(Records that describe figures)
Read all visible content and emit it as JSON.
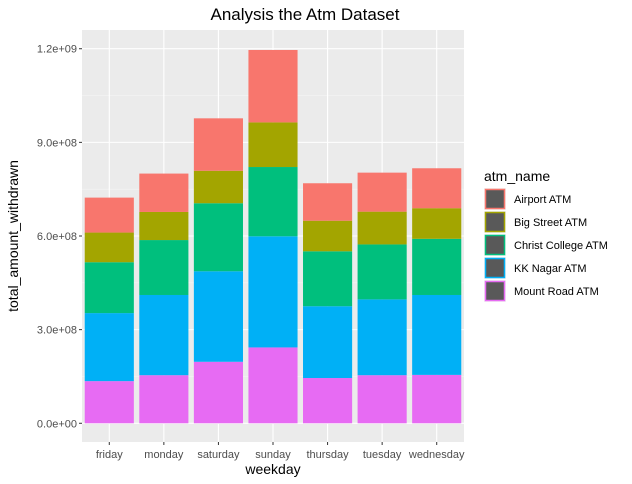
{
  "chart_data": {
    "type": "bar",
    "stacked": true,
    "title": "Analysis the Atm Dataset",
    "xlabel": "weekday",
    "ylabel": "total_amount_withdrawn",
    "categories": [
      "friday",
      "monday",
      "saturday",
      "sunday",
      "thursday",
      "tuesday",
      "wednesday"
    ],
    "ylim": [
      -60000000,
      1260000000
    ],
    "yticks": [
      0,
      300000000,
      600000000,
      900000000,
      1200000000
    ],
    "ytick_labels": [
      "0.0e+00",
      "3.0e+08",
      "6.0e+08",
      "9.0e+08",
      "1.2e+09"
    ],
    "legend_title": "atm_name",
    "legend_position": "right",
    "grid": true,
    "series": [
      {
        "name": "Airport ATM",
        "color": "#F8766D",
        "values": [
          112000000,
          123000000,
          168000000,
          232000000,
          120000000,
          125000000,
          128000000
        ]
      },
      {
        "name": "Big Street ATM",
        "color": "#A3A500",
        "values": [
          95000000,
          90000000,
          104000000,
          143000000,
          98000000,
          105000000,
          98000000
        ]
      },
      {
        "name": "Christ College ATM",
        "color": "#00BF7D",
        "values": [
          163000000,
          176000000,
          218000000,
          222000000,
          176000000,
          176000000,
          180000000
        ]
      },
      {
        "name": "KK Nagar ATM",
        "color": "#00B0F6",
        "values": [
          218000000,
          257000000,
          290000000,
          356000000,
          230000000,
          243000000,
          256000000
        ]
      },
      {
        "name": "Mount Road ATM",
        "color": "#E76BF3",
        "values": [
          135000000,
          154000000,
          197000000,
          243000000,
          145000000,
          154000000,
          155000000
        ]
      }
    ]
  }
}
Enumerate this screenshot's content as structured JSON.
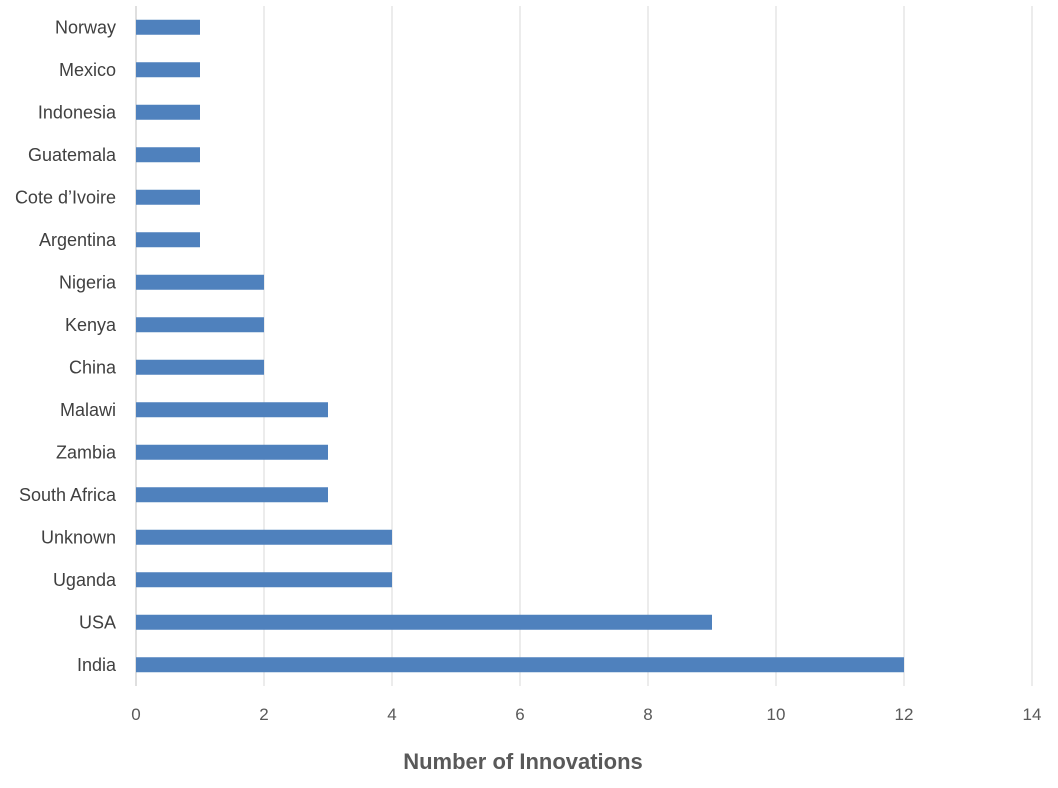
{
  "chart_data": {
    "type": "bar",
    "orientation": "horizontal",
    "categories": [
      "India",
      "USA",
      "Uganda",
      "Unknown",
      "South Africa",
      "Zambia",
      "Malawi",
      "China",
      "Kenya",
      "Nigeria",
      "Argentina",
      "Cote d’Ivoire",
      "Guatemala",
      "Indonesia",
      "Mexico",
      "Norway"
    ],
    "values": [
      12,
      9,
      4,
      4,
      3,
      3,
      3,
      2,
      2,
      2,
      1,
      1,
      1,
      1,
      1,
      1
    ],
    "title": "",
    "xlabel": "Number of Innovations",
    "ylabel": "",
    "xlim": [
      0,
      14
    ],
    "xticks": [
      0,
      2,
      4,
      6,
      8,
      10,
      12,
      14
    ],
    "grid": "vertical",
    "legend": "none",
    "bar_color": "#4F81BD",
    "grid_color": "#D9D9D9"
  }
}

* * *

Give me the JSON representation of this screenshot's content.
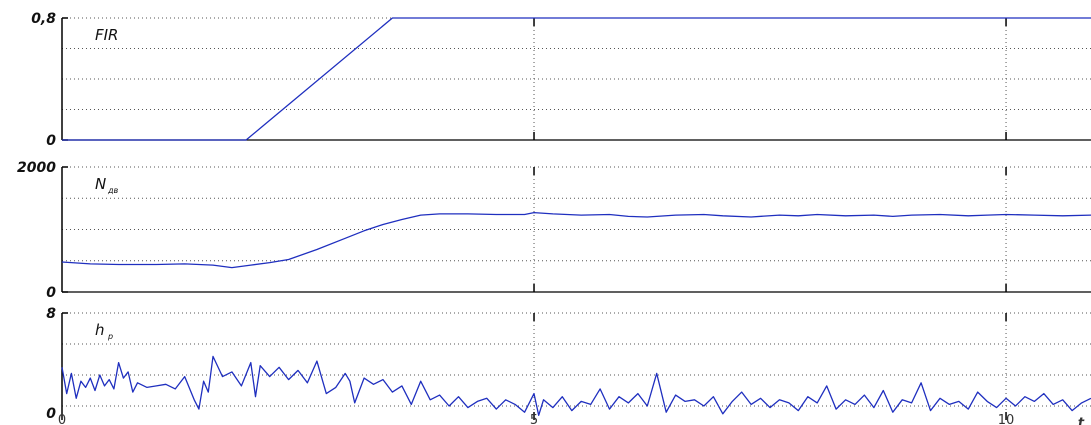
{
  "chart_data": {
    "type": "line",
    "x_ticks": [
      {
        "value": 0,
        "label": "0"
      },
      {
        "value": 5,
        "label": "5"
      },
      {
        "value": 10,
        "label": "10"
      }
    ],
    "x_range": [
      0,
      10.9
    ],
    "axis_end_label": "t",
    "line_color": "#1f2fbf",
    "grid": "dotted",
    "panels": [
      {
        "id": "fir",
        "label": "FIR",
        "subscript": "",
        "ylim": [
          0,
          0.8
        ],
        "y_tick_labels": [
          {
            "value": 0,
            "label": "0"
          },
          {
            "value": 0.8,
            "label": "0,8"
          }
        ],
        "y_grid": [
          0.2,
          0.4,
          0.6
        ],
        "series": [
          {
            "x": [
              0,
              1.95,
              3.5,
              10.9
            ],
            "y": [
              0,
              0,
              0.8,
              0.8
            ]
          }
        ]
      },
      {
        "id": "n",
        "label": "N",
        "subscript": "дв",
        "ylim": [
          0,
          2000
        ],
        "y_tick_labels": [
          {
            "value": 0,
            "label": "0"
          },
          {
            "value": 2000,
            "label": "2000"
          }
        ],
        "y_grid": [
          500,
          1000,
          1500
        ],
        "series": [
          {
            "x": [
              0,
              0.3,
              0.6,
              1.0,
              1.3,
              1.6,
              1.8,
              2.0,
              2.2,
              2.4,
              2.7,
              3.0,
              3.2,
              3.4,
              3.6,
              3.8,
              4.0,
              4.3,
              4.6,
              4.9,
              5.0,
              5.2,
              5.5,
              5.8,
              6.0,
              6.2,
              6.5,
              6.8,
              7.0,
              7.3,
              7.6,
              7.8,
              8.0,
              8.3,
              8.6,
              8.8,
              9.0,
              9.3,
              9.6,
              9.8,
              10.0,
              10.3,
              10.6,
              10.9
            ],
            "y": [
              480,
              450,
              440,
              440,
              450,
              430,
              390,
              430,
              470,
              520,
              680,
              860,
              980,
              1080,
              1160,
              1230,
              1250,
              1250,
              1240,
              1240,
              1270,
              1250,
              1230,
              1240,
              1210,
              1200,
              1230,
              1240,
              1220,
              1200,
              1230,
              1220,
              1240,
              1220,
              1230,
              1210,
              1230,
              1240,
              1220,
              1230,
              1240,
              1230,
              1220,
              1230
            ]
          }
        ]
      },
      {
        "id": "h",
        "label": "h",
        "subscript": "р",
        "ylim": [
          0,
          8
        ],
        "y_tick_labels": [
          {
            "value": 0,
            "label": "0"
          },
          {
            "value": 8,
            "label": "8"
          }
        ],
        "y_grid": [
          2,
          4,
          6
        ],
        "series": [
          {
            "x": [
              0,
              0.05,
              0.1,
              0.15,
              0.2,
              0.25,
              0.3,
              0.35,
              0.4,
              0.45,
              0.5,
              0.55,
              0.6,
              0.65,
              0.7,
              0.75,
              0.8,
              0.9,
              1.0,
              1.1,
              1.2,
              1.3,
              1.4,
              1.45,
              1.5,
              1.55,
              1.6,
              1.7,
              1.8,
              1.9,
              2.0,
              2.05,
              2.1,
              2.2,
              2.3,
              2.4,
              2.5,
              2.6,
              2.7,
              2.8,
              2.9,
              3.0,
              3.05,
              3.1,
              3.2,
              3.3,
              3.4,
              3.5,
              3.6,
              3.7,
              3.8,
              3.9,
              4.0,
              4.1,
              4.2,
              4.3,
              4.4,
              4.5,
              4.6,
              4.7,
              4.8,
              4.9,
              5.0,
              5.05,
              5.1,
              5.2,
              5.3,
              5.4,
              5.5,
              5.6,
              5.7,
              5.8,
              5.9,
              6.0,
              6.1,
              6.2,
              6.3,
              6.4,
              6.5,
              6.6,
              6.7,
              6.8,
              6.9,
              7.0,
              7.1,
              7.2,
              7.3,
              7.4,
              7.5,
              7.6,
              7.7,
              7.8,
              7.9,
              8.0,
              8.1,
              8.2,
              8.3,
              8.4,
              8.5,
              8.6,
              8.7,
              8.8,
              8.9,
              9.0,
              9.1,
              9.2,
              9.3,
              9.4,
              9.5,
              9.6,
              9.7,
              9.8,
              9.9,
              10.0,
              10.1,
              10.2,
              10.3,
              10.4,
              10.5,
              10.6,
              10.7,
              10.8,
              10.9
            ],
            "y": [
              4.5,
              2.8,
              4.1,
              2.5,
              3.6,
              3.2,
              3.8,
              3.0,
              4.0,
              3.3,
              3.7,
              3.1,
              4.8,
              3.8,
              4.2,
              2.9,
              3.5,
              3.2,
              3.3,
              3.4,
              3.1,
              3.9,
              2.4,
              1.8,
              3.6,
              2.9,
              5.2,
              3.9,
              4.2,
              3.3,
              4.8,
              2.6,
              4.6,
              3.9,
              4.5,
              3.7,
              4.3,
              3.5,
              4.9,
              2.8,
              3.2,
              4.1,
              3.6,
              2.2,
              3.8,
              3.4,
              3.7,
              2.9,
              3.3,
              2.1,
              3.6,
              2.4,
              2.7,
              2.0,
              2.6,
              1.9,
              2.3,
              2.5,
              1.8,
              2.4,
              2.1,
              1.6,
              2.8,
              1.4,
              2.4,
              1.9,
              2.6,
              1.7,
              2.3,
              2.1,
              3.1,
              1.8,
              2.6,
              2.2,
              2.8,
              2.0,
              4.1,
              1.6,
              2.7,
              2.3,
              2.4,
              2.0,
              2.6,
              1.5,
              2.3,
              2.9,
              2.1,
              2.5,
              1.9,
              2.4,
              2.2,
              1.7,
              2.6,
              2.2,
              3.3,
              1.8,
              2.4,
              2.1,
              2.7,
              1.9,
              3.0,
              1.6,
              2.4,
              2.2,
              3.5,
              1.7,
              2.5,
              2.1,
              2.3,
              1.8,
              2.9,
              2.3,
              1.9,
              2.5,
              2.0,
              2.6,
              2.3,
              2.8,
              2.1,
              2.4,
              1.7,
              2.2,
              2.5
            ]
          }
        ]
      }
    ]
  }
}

==

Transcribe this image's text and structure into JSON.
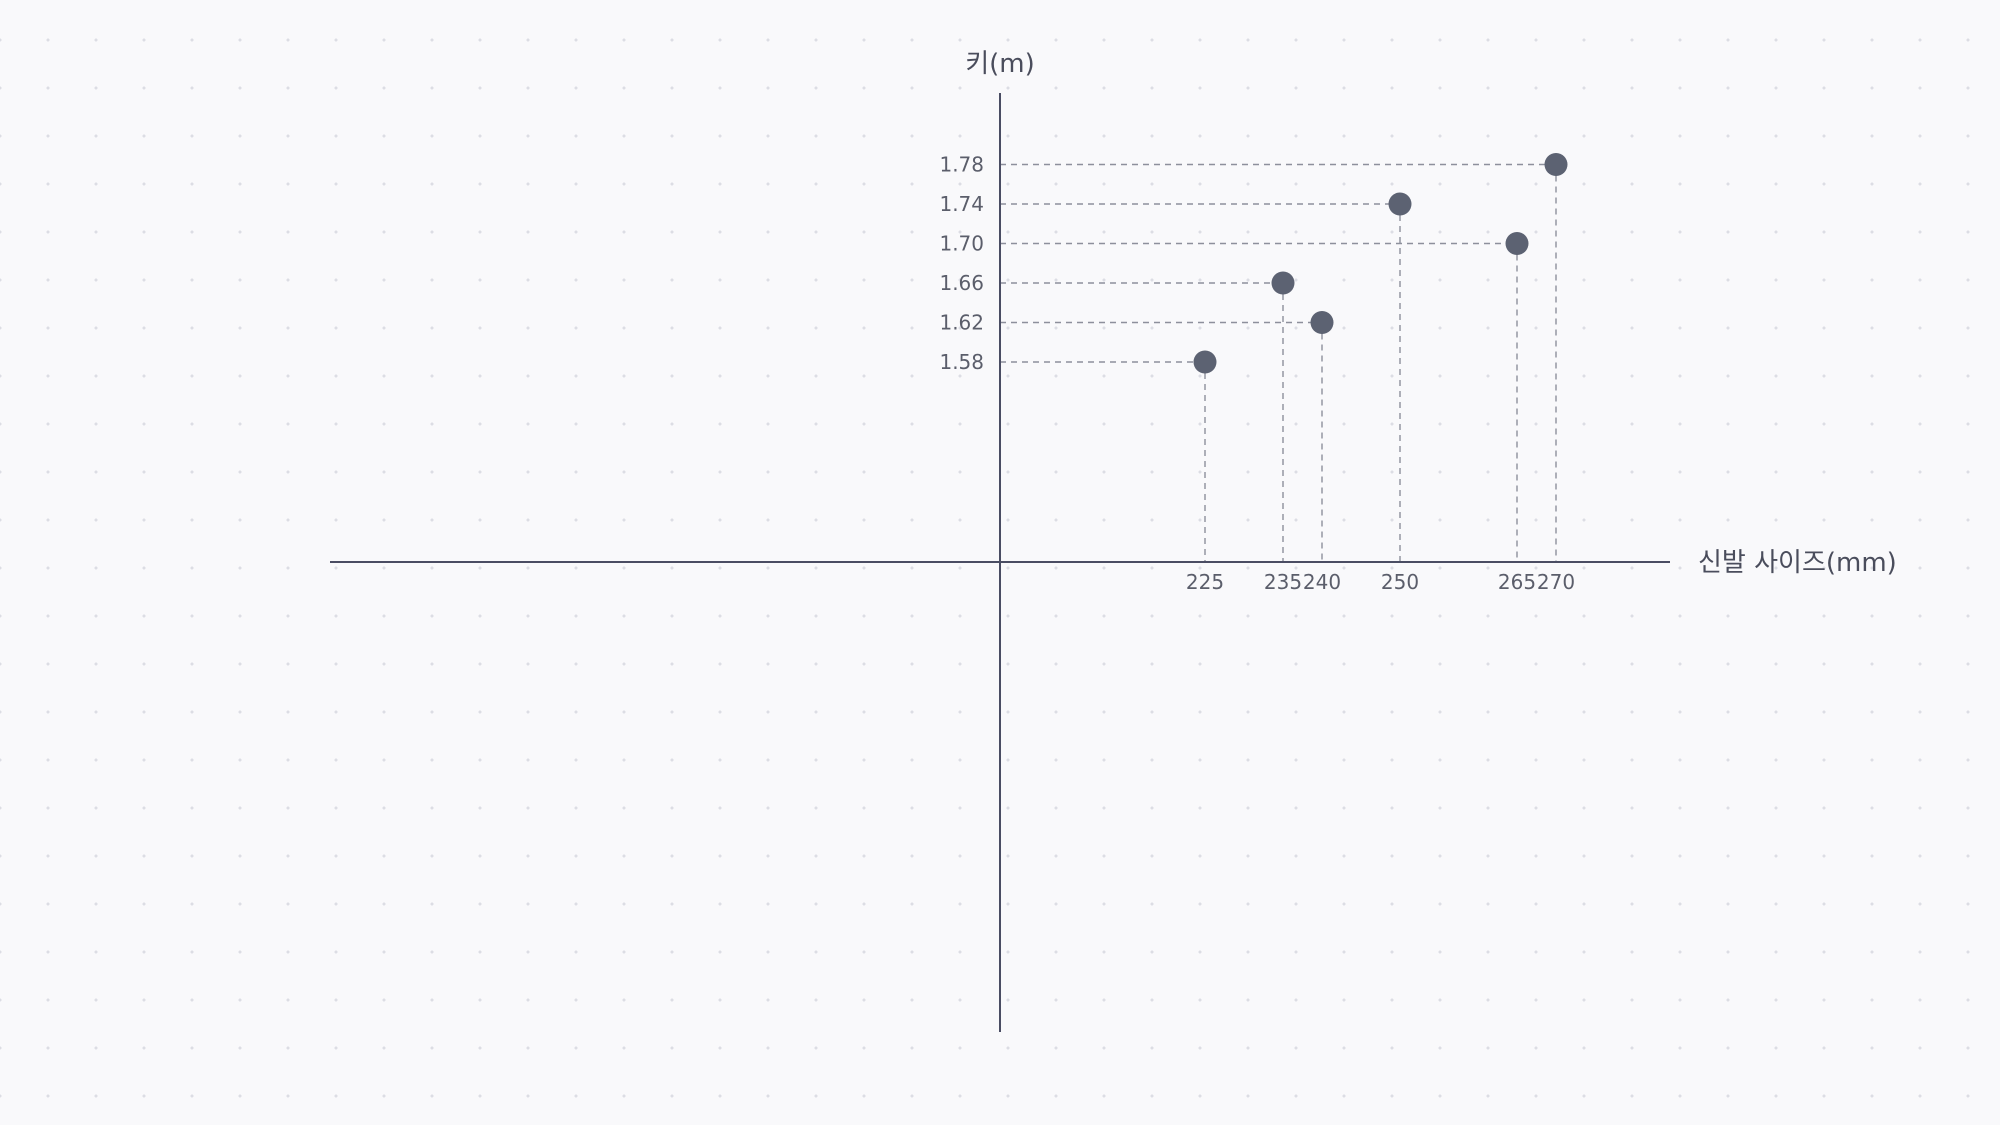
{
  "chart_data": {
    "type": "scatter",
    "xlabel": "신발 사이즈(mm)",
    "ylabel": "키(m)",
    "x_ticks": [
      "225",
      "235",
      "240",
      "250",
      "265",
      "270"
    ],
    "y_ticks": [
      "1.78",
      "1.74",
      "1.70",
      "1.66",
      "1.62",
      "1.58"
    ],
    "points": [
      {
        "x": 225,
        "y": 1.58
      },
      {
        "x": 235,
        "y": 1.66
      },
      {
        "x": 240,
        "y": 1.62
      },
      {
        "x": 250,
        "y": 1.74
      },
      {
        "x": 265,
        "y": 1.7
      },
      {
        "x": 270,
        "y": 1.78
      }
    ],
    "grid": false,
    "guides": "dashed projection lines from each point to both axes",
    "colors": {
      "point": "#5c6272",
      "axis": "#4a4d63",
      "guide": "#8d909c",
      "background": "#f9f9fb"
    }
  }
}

■ Goal of the exercise ■
Scan the entries above for the word "xlabel" and collect each line holding it.

■ Task output ■
    "xlabel": "weekday",
    "xlabel": "Number of Innovations",
    "xlabel": "신발 사이즈(mm)",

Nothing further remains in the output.